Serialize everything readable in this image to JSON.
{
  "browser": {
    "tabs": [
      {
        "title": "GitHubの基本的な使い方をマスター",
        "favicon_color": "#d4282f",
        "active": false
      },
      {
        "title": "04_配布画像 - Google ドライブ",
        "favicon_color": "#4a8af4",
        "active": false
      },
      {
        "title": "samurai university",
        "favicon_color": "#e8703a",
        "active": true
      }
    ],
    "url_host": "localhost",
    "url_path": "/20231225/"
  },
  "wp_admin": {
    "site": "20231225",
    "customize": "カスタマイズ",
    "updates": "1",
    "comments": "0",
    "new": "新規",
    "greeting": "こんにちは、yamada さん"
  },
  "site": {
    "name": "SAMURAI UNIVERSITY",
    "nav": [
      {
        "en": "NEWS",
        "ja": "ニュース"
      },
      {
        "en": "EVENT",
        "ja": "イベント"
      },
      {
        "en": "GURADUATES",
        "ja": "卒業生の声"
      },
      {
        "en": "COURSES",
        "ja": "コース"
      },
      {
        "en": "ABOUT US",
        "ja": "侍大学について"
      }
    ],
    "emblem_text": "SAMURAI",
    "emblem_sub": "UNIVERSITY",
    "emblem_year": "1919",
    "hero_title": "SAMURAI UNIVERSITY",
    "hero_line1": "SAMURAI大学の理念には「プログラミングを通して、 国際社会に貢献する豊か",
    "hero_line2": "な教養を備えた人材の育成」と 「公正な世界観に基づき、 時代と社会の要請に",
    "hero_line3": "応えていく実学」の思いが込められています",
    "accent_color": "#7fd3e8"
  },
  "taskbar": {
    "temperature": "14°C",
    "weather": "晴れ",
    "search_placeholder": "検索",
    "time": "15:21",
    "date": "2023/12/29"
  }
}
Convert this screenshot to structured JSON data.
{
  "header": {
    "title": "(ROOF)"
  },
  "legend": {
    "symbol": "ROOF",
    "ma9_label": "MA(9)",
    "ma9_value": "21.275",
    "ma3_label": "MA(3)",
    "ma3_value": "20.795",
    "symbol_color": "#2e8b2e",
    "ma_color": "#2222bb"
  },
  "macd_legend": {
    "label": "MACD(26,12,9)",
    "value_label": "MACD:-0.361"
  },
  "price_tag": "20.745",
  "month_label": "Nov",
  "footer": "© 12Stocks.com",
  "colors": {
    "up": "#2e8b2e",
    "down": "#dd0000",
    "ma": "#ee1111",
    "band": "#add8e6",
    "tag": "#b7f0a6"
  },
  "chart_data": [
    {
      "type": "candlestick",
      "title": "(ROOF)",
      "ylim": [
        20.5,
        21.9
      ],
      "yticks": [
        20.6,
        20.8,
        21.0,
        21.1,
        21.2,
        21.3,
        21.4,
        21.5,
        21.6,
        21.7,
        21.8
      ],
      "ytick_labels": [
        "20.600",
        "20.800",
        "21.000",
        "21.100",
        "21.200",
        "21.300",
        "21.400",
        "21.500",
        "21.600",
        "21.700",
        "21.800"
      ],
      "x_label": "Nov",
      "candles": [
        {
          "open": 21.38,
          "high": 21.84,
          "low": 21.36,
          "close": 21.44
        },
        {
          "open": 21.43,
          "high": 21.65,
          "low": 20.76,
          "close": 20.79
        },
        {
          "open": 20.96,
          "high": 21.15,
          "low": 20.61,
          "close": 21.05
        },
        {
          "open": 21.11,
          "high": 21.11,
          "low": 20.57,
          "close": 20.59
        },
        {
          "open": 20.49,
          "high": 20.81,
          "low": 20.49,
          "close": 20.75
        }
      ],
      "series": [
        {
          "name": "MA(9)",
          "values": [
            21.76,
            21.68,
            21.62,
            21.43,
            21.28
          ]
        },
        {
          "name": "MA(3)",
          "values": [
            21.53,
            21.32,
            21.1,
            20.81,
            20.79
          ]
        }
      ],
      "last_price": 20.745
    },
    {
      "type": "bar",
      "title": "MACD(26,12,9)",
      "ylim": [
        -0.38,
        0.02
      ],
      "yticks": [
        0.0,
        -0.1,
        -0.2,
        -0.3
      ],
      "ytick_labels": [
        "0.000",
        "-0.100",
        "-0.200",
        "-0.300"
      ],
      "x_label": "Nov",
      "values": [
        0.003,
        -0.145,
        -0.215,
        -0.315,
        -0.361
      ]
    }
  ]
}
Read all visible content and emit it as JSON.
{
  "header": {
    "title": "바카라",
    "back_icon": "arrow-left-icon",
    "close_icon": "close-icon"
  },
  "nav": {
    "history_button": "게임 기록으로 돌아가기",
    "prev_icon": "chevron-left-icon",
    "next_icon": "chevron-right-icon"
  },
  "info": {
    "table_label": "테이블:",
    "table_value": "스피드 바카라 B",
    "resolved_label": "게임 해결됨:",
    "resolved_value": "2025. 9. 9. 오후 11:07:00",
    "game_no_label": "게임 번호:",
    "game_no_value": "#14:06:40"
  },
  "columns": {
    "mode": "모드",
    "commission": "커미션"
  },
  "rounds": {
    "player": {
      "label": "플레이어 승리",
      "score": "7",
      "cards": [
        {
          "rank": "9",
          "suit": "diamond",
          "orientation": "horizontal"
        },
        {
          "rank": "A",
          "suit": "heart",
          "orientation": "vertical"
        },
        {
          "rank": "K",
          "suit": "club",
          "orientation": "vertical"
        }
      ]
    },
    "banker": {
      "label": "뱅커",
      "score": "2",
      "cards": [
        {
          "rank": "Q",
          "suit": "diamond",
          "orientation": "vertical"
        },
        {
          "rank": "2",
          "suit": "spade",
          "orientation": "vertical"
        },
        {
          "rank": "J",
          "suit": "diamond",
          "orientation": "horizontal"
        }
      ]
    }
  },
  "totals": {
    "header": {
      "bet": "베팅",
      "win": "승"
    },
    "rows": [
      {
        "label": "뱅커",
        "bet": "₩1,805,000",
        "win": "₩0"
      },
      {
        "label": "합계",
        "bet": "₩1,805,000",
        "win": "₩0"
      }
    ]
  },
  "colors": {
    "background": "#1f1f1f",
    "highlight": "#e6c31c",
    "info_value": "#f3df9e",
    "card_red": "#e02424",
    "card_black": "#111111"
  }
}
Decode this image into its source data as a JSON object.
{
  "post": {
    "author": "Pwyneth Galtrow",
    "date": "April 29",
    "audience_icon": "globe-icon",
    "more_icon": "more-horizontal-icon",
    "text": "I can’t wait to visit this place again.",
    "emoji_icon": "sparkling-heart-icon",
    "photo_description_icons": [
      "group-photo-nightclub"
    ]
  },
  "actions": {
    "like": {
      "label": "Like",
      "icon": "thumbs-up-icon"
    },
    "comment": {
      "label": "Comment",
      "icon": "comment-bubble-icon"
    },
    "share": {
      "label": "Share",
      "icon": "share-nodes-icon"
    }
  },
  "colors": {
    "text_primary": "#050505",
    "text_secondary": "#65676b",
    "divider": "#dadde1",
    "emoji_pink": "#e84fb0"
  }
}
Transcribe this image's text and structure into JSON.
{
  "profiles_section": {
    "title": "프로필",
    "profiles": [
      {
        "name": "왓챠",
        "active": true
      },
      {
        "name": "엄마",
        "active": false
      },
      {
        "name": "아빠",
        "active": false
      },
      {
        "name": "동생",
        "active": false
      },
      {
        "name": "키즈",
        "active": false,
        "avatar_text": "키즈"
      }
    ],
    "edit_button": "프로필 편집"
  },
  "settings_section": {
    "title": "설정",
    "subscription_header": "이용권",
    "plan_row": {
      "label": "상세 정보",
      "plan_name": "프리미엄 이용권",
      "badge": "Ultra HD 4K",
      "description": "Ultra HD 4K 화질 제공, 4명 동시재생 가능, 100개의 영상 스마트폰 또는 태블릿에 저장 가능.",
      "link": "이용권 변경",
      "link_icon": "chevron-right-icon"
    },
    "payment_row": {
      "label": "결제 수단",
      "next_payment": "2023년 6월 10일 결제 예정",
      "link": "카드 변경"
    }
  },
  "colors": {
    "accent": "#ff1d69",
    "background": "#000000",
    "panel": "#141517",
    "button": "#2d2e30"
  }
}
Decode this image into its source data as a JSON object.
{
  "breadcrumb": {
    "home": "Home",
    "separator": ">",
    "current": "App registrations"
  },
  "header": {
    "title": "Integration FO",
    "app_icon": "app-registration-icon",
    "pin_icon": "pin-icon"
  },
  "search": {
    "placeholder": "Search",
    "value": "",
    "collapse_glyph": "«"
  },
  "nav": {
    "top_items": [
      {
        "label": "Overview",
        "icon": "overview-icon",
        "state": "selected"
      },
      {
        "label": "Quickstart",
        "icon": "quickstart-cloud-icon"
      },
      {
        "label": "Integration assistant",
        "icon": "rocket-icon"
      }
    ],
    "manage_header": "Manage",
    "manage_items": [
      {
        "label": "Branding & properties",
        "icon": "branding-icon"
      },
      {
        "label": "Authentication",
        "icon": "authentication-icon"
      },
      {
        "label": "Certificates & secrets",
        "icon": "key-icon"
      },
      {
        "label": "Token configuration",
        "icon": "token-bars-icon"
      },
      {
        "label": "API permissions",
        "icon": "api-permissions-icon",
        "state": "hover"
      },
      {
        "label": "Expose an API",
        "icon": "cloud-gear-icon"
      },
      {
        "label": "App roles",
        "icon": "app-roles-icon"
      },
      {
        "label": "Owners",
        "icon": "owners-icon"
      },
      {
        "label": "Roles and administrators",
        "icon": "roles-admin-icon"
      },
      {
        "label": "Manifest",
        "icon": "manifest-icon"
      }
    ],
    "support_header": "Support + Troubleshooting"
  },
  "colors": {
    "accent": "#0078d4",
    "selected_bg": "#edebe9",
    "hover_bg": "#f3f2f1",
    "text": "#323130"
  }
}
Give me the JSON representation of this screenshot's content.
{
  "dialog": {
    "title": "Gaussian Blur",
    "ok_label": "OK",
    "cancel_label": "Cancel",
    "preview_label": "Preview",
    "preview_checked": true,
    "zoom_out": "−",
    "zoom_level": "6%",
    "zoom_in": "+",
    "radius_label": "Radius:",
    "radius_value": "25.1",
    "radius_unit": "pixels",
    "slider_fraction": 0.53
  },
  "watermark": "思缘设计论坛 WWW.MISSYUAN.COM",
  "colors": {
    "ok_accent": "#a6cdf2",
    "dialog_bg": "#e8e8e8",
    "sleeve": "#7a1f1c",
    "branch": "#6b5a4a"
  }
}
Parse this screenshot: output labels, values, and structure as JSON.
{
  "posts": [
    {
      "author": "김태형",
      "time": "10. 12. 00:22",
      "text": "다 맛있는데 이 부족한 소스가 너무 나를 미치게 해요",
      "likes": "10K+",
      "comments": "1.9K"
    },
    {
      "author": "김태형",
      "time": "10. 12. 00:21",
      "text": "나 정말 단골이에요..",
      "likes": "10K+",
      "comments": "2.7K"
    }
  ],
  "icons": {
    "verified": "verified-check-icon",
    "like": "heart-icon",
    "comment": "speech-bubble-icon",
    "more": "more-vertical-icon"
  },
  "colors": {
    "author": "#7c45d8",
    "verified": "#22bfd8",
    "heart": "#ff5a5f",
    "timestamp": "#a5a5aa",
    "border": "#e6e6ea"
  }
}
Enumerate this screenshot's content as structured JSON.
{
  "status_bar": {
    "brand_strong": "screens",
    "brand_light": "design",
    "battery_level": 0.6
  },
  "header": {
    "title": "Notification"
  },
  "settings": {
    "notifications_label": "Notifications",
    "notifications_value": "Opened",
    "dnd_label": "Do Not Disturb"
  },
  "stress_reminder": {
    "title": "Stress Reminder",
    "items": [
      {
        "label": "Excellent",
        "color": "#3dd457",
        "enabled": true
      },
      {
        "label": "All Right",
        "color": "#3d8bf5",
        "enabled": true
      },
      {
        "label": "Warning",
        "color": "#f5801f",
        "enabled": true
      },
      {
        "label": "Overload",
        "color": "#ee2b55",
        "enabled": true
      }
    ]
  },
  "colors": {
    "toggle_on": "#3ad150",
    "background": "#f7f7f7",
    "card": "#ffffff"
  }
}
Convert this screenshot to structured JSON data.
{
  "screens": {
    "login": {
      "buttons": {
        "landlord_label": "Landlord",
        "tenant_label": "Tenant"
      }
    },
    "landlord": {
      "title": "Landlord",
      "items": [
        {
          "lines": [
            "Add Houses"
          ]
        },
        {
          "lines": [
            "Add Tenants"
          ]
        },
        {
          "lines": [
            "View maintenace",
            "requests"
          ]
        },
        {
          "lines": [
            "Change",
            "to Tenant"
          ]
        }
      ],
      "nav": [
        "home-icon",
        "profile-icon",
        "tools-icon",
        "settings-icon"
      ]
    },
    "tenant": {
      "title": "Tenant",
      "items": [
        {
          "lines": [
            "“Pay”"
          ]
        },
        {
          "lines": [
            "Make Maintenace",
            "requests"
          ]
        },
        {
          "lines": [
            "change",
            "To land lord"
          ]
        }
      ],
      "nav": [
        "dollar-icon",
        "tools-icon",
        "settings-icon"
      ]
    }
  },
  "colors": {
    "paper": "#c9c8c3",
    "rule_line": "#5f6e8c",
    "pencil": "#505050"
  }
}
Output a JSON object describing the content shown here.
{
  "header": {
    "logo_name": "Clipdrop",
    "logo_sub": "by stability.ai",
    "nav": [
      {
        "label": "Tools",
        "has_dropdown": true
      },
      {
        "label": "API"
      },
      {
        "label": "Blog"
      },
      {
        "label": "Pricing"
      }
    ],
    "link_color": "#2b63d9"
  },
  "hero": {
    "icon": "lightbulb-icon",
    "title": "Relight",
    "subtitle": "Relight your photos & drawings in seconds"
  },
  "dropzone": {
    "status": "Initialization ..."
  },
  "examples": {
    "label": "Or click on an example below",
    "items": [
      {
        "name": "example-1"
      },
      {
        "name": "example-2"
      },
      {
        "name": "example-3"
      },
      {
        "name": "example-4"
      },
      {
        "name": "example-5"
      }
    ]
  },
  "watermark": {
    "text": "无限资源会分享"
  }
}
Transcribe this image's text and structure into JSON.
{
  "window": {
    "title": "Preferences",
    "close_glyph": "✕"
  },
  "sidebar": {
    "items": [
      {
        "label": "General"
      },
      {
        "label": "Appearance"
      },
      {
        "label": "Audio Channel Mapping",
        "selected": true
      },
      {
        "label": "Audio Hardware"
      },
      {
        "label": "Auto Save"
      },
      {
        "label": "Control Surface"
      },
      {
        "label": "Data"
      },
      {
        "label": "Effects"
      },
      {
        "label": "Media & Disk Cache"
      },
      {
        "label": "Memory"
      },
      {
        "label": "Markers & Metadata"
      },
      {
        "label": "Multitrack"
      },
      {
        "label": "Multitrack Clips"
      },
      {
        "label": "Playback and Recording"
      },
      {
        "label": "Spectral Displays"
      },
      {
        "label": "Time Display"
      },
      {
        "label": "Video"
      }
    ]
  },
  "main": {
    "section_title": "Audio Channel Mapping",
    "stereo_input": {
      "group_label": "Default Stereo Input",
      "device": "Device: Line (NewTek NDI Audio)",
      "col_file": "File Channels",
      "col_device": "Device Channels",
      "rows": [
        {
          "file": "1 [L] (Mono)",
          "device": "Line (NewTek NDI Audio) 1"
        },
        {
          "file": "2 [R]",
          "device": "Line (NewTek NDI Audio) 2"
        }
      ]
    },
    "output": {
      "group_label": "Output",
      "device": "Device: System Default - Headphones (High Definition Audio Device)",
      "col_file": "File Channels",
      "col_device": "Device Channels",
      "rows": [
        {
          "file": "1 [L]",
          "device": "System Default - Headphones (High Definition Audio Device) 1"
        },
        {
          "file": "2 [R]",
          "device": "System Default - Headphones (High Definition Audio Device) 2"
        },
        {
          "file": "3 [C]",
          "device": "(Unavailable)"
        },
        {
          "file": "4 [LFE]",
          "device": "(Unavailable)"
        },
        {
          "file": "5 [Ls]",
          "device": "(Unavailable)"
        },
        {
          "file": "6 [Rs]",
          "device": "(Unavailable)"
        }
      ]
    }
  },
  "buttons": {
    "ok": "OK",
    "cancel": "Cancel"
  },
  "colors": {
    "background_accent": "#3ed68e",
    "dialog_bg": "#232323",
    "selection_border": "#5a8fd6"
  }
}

* * *

| GIVEN INSTRUCTION |
Write out every line of the entries that holds the word "bubble".

| FINISHED TASK |
      "icon": "comment-bubble-icon"
    "comment": "speech-bubble-icon",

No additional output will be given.